Exercise directions. Find every line in the records below that holds the word "xlabel", and copy it out.

Information given.
=-=-=

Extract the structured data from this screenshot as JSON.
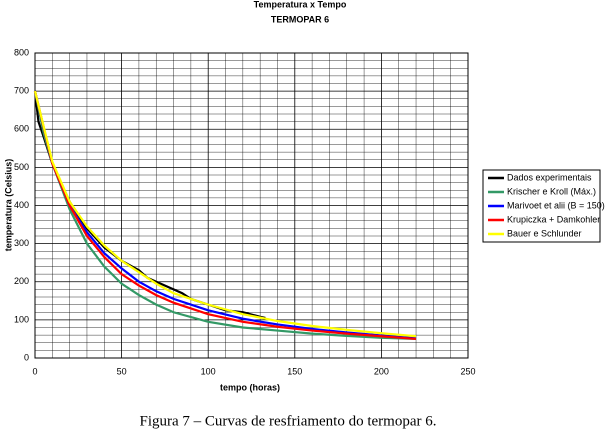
{
  "chart_data": {
    "type": "line",
    "title": "Temperatura x Tempo",
    "subtitle": "TERMOPAR 6",
    "xlabel": "tempo (horas)",
    "ylabel": "temperatura (Celsius)",
    "caption": "Figura 7 – Curvas de resfriamento do termopar 6.",
    "xlim": [
      0,
      250
    ],
    "xticks": [
      0,
      50,
      100,
      150,
      200,
      250
    ],
    "ylim": [
      0,
      800
    ],
    "yticks": [
      0,
      100,
      200,
      300,
      400,
      500,
      600,
      700,
      800
    ],
    "grid": true,
    "legend": "right",
    "series": [
      {
        "name": "Dados experimentais",
        "color": "#000000",
        "x": [
          0,
          2,
          5,
          10,
          20,
          30,
          40,
          50,
          60,
          65,
          70,
          80,
          85,
          90,
          100,
          110,
          120,
          130,
          133
        ],
        "values": [
          700,
          620,
          580,
          510,
          410,
          340,
          290,
          255,
          230,
          210,
          200,
          180,
          170,
          155,
          140,
          125,
          120,
          108,
          105
        ]
      },
      {
        "name": "Krischer e Kroll (Máx.)",
        "color": "#339966",
        "x": [
          0,
          5,
          10,
          20,
          30,
          40,
          50,
          60,
          70,
          80,
          100,
          120,
          140,
          160,
          180,
          200,
          220
        ],
        "values": [
          700,
          590,
          510,
          390,
          300,
          240,
          195,
          165,
          140,
          120,
          95,
          80,
          72,
          64,
          58,
          53,
          50
        ]
      },
      {
        "name": "Marivoet et alii (B = 150)",
        "color": "#0000ff",
        "x": [
          0,
          10,
          20,
          30,
          40,
          50,
          60,
          70,
          80,
          100,
          120,
          140,
          160,
          180,
          200,
          220
        ],
        "values": [
          700,
          510,
          400,
          330,
          275,
          235,
          200,
          175,
          155,
          125,
          103,
          88,
          76,
          67,
          59,
          52
        ]
      },
      {
        "name": "Krupiczka + Damkohler",
        "color": "#ff0000",
        "x": [
          0,
          10,
          20,
          30,
          40,
          50,
          60,
          70,
          80,
          100,
          120,
          140,
          160,
          180,
          200,
          220
        ],
        "values": [
          700,
          510,
          400,
          320,
          265,
          220,
          190,
          165,
          145,
          115,
          95,
          82,
          72,
          64,
          57,
          50
        ]
      },
      {
        "name": "Bauer e Schlunder",
        "color": "#ffff00",
        "x": [
          0,
          10,
          20,
          30,
          40,
          50,
          60,
          70,
          80,
          100,
          120,
          140,
          160,
          180,
          200,
          220
        ],
        "values": [
          700,
          515,
          410,
          345,
          295,
          255,
          225,
          195,
          170,
          140,
          115,
          97,
          84,
          74,
          65,
          57
        ]
      }
    ]
  }
}
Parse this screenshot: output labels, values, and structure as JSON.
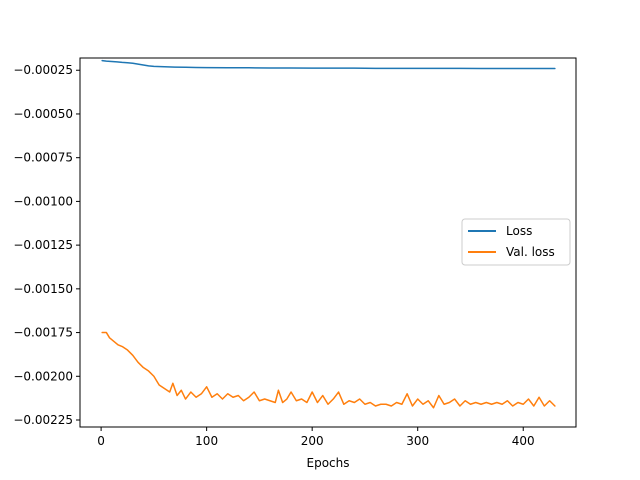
{
  "chart_data": {
    "type": "line",
    "title": "",
    "xlabel": "Epochs",
    "ylabel": "",
    "xlim": [
      -20,
      450
    ],
    "ylim": [
      -0.00229,
      -0.00018
    ],
    "xticks": [
      0,
      100,
      200,
      300,
      400
    ],
    "yticks": [
      -0.00025,
      -0.0005,
      -0.00075,
      -0.001,
      -0.00125,
      -0.0015,
      -0.00175,
      -0.002,
      -0.00225
    ],
    "ytick_labels": [
      "−0.00025",
      "−0.00050",
      "−0.00075",
      "−0.00100",
      "−0.00125",
      "−0.00150",
      "−0.00175",
      "−0.00200",
      "−0.00225"
    ],
    "grid": false,
    "legend_position": "center-right",
    "series": [
      {
        "name": "Loss",
        "color": "#1f77b4",
        "x": [
          1,
          5,
          10,
          15,
          20,
          25,
          30,
          35,
          40,
          45,
          50,
          60,
          70,
          80,
          90,
          100,
          120,
          140,
          160,
          180,
          200,
          220,
          240,
          260,
          280,
          300,
          320,
          340,
          360,
          380,
          400,
          420,
          430
        ],
        "y": [
          -0.000195,
          -0.000198,
          -0.0002,
          -0.000202,
          -0.000205,
          -0.000207,
          -0.00021,
          -0.000215,
          -0.00022,
          -0.000225,
          -0.000228,
          -0.00023,
          -0.000232,
          -0.000233,
          -0.000234,
          -0.000235,
          -0.000236,
          -0.000236,
          -0.000237,
          -0.000237,
          -0.000238,
          -0.000238,
          -0.000238,
          -0.000239,
          -0.000239,
          -0.000239,
          -0.000239,
          -0.000239,
          -0.00024,
          -0.00024,
          -0.00024,
          -0.00024,
          -0.00024
        ]
      },
      {
        "name": "Val. loss",
        "color": "#ff7f0e",
        "x": [
          1,
          5,
          8,
          12,
          16,
          20,
          25,
          30,
          35,
          40,
          45,
          50,
          55,
          60,
          65,
          68,
          72,
          76,
          80,
          85,
          90,
          95,
          100,
          105,
          110,
          115,
          120,
          125,
          130,
          135,
          140,
          145,
          150,
          155,
          160,
          165,
          168,
          172,
          176,
          180,
          185,
          190,
          195,
          200,
          205,
          210,
          215,
          220,
          225,
          230,
          235,
          240,
          245,
          250,
          255,
          260,
          265,
          270,
          275,
          280,
          285,
          290,
          295,
          300,
          305,
          310,
          315,
          320,
          325,
          330,
          335,
          340,
          345,
          350,
          355,
          360,
          365,
          370,
          375,
          380,
          385,
          390,
          395,
          400,
          405,
          410,
          415,
          420,
          425,
          430
        ],
        "y": [
          -0.00175,
          -0.00175,
          -0.00178,
          -0.0018,
          -0.00182,
          -0.00183,
          -0.00185,
          -0.00188,
          -0.00192,
          -0.00195,
          -0.00197,
          -0.002,
          -0.00205,
          -0.00207,
          -0.00209,
          -0.00204,
          -0.00211,
          -0.00208,
          -0.00213,
          -0.00209,
          -0.00212,
          -0.0021,
          -0.00206,
          -0.00212,
          -0.0021,
          -0.00213,
          -0.0021,
          -0.00212,
          -0.00211,
          -0.00214,
          -0.00212,
          -0.00209,
          -0.00214,
          -0.00213,
          -0.00214,
          -0.00215,
          -0.00208,
          -0.00215,
          -0.00213,
          -0.00209,
          -0.00214,
          -0.00213,
          -0.00215,
          -0.00209,
          -0.00215,
          -0.00211,
          -0.00216,
          -0.00213,
          -0.00209,
          -0.00216,
          -0.00214,
          -0.00215,
          -0.00213,
          -0.00216,
          -0.00215,
          -0.00217,
          -0.00216,
          -0.00216,
          -0.00217,
          -0.00215,
          -0.00216,
          -0.0021,
          -0.00217,
          -0.00213,
          -0.00216,
          -0.00214,
          -0.00218,
          -0.00211,
          -0.00216,
          -0.00215,
          -0.00213,
          -0.00217,
          -0.00214,
          -0.00216,
          -0.00215,
          -0.00216,
          -0.00215,
          -0.00216,
          -0.00215,
          -0.00216,
          -0.00214,
          -0.00217,
          -0.00215,
          -0.00216,
          -0.00213,
          -0.00217,
          -0.00212,
          -0.00217,
          -0.00214,
          -0.00217
        ]
      }
    ]
  }
}
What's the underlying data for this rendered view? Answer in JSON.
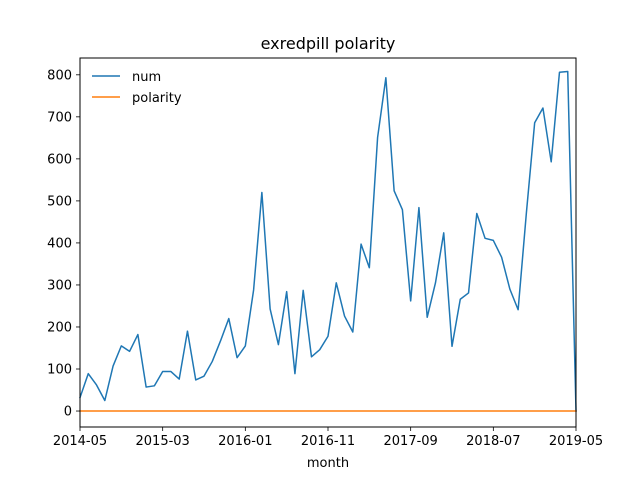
{
  "chart_data": {
    "type": "line",
    "title": "exredpill polarity",
    "xlabel": "month",
    "ylabel": "",
    "x_ticks": [
      "2014-05",
      "2015-03",
      "2016-01",
      "2016-11",
      "2017-09",
      "2018-07",
      "2019-05"
    ],
    "x_range": [
      "2014-05",
      "2019-05"
    ],
    "ylim": [
      -38,
      840
    ],
    "y_ticks": [
      0,
      100,
      200,
      300,
      400,
      500,
      600,
      700,
      800
    ],
    "grid": false,
    "legend_position": "top-left",
    "x": [
      "2014-05",
      "2014-06",
      "2014-07",
      "2014-08",
      "2014-09",
      "2014-10",
      "2014-11",
      "2014-12",
      "2015-01",
      "2015-02",
      "2015-03",
      "2015-04",
      "2015-05",
      "2015-06",
      "2015-07",
      "2015-08",
      "2015-09",
      "2015-10",
      "2015-11",
      "2015-12",
      "2016-01",
      "2016-02",
      "2016-03",
      "2016-04",
      "2016-05",
      "2016-06",
      "2016-07",
      "2016-08",
      "2016-09",
      "2016-10",
      "2016-11",
      "2016-12",
      "2017-01",
      "2017-02",
      "2017-03",
      "2017-04",
      "2017-05",
      "2017-06",
      "2017-07",
      "2017-08",
      "2017-09",
      "2017-10",
      "2017-11",
      "2017-12",
      "2018-01",
      "2018-02",
      "2018-03",
      "2018-04",
      "2018-05",
      "2018-06",
      "2018-07",
      "2018-08",
      "2018-09",
      "2018-10",
      "2018-11",
      "2018-12",
      "2019-01",
      "2019-02",
      "2019-03",
      "2019-04",
      "2019-05"
    ],
    "series": [
      {
        "name": "num",
        "color": "#1f77b4",
        "values": [
          32,
          89,
          62,
          25,
          107,
          155,
          142,
          182,
          57,
          60,
          94,
          94,
          76,
          190,
          74,
          83,
          118,
          167,
          220,
          127,
          155,
          288,
          520,
          243,
          158,
          284,
          89,
          287,
          129,
          146,
          178,
          305,
          226,
          188,
          397,
          341,
          651,
          793,
          524,
          479,
          262,
          484,
          223,
          305,
          424,
          154,
          266,
          281,
          470,
          411,
          406,
          366,
          290,
          241,
          472,
          686,
          721,
          593,
          806,
          808,
          0
        ]
      },
      {
        "name": "polarity",
        "color": "#ff7f0e",
        "values": [
          0,
          0,
          0,
          0,
          0,
          0,
          0,
          0,
          0,
          0,
          0,
          0,
          0,
          0,
          0,
          0,
          0,
          0,
          0,
          0,
          0,
          0,
          0,
          0,
          0,
          0,
          0,
          0,
          0,
          0,
          0,
          0,
          0,
          0,
          0,
          0,
          0,
          0,
          0,
          0,
          0,
          0,
          0,
          0,
          0,
          0,
          0,
          0,
          0,
          0,
          0,
          0,
          0,
          0,
          0,
          0,
          0,
          0,
          0,
          0,
          0
        ]
      }
    ]
  }
}
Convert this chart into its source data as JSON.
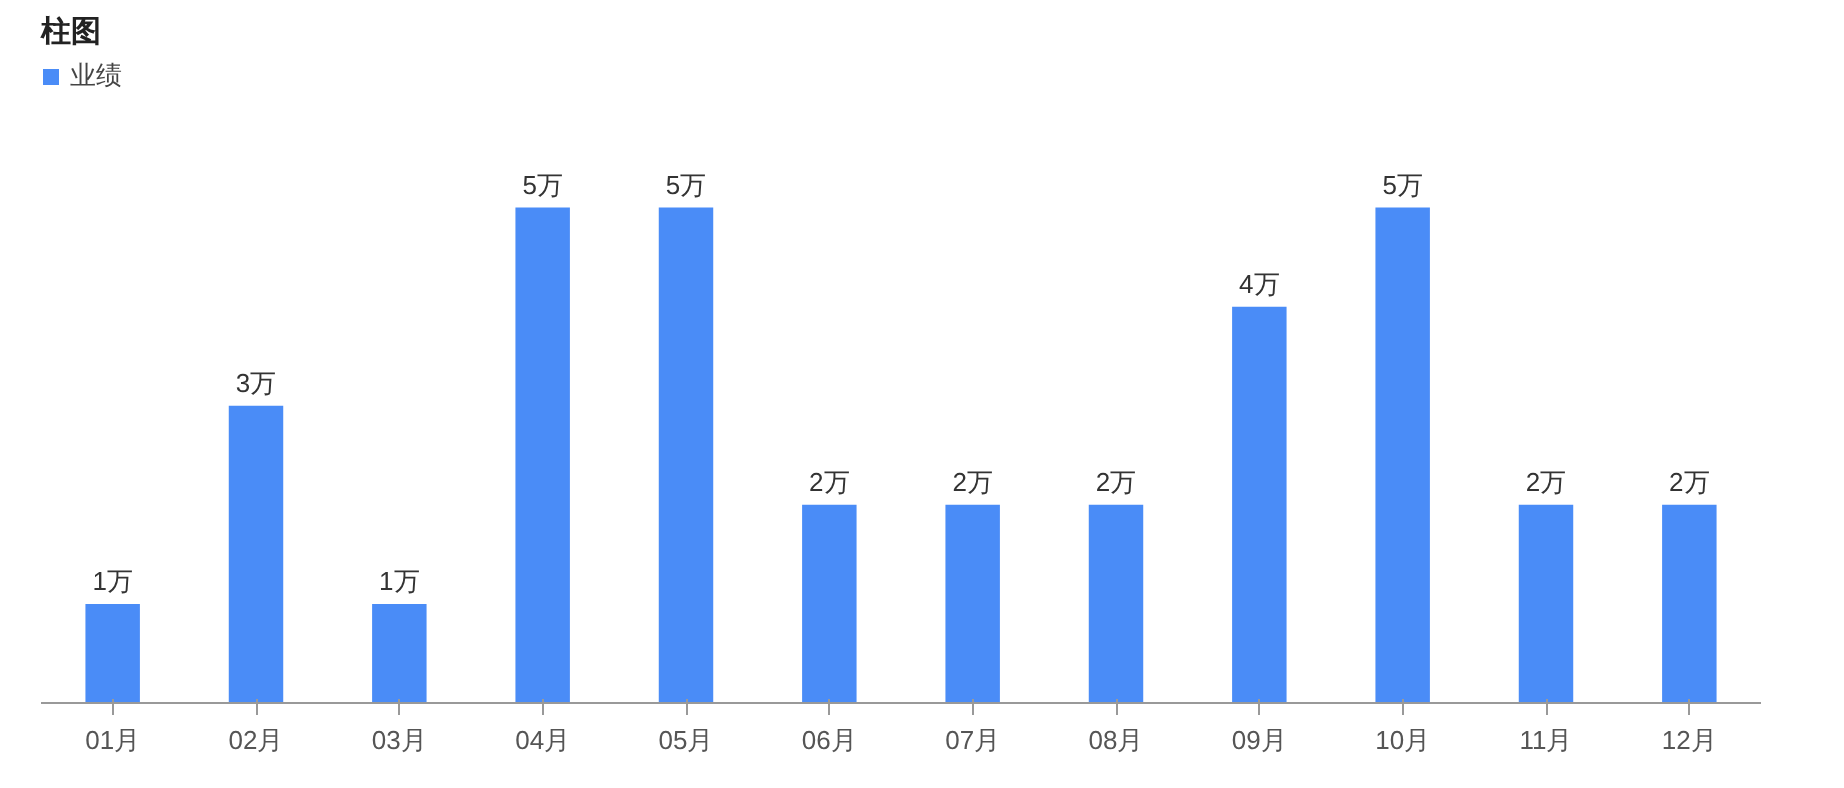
{
  "chart_data": {
    "type": "bar",
    "title": "柱图",
    "categories": [
      "01月",
      "02月",
      "03月",
      "04月",
      "05月",
      "06月",
      "07月",
      "08月",
      "09月",
      "10月",
      "11月",
      "12月"
    ],
    "series": [
      {
        "name": "业绩",
        "color": "#4a8cf7",
        "values": [
          1,
          3,
          1,
          5,
          5,
          2,
          2,
          2,
          4,
          5,
          2,
          2
        ],
        "value_labels": [
          "1万",
          "3万",
          "1万",
          "5万",
          "5万",
          "2万",
          "2万",
          "2万",
          "4万",
          "5万",
          "2万",
          "2万"
        ]
      }
    ],
    "legend": "top left",
    "grid": false
  }
}
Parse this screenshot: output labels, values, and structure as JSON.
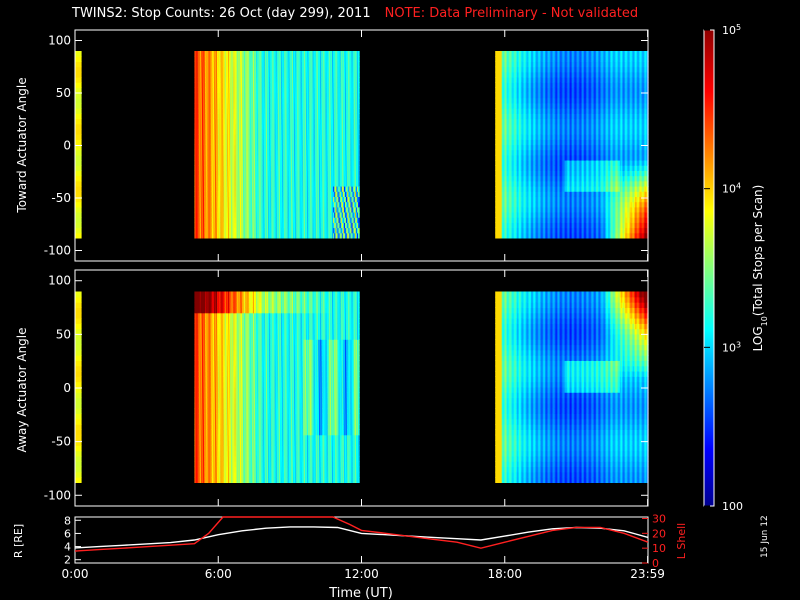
{
  "header": {
    "title": "TWINS2: Stop Counts: 26 Oct (day 299), 2011",
    "note": "NOTE: Data Preliminary - Not validated"
  },
  "side_date": "15 Jun 12",
  "colors": {
    "background": "#000000",
    "axes": "#ffffff",
    "note_text": "#ff2020",
    "l_shell_line": "#ff2020",
    "r_line": "#ffffff"
  },
  "chart_data": [
    {
      "type": "heatmap",
      "panel": "top",
      "ylabel": "Toward Actuator Angle",
      "ylim": [
        -110,
        110
      ],
      "yticks": [
        100,
        50,
        0,
        -50,
        -100
      ],
      "xlim": [
        0,
        24
      ],
      "data_intervals_ut": [
        [
          0.0,
          0.05
        ],
        [
          5.0,
          11.9
        ],
        [
          17.6,
          24.0
        ]
      ],
      "angle_range": [
        -88,
        90
      ]
    },
    {
      "type": "heatmap",
      "panel": "middle",
      "ylabel": "Away Actuator Angle",
      "ylim": [
        -110,
        110
      ],
      "yticks": [
        100,
        50,
        0,
        -50,
        -100
      ],
      "xlim": [
        0,
        24
      ],
      "data_intervals_ut": [
        [
          0.0,
          0.05
        ],
        [
          5.0,
          11.9
        ],
        [
          17.6,
          24.0
        ]
      ],
      "angle_range": [
        -88,
        90
      ]
    },
    {
      "type": "line",
      "panel": "bottom",
      "xlabel": "Time (UT)",
      "xticks": [
        "0:00",
        "6:00",
        "12:00",
        "18:00",
        "23:59"
      ],
      "xlim": [
        0,
        24
      ],
      "left_axis": {
        "label": "R [RE]",
        "ticks": [
          2,
          4,
          6,
          8
        ],
        "ylim": [
          1.5,
          8.5
        ]
      },
      "right_axis": {
        "label": "L Shell",
        "ticks": [
          0,
          10,
          20,
          30
        ],
        "ylim": [
          0,
          31
        ]
      },
      "series": [
        {
          "name": "R [RE]",
          "axis": "left",
          "x": [
            0,
            1,
            2,
            3,
            4,
            5,
            6,
            7,
            8,
            9,
            10,
            11,
            12,
            13,
            14,
            15,
            16,
            17,
            18,
            19,
            20,
            21,
            22,
            23,
            24
          ],
          "y": [
            3.8,
            4.0,
            4.2,
            4.4,
            4.6,
            5.0,
            5.8,
            6.4,
            6.8,
            7.0,
            7.0,
            6.9,
            6.0,
            5.8,
            5.6,
            5.4,
            5.2,
            5.0,
            5.6,
            6.2,
            6.7,
            6.9,
            6.8,
            6.4,
            5.4
          ]
        },
        {
          "name": "L Shell",
          "axis": "right",
          "x": [
            0,
            1,
            2,
            3,
            4,
            5,
            5.6,
            6.2,
            10.8,
            11.5,
            12,
            13,
            14,
            15,
            16,
            17,
            18,
            19,
            20,
            21,
            22,
            23,
            24
          ],
          "y": [
            8,
            9,
            10,
            11,
            12,
            13,
            20,
            31,
            31,
            26,
            22,
            20,
            18,
            16,
            14,
            10,
            14,
            18,
            22,
            24,
            24,
            20,
            14
          ]
        }
      ]
    }
  ],
  "colorbar": {
    "label": "LOG10(Total Stops per Scan)",
    "scale": "log",
    "range": [
      100,
      100000
    ],
    "tick_labels": [
      "10^5",
      "10^4",
      "10^3",
      "100"
    ],
    "tick_values": [
      100000,
      10000,
      1000,
      100
    ]
  }
}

=-=-=

Task result.
    "xlabel": "tempo (horas)",
    "xlabel": "Epochs",
    "xlabel": "month",
      "xlabel": "Time (UT)",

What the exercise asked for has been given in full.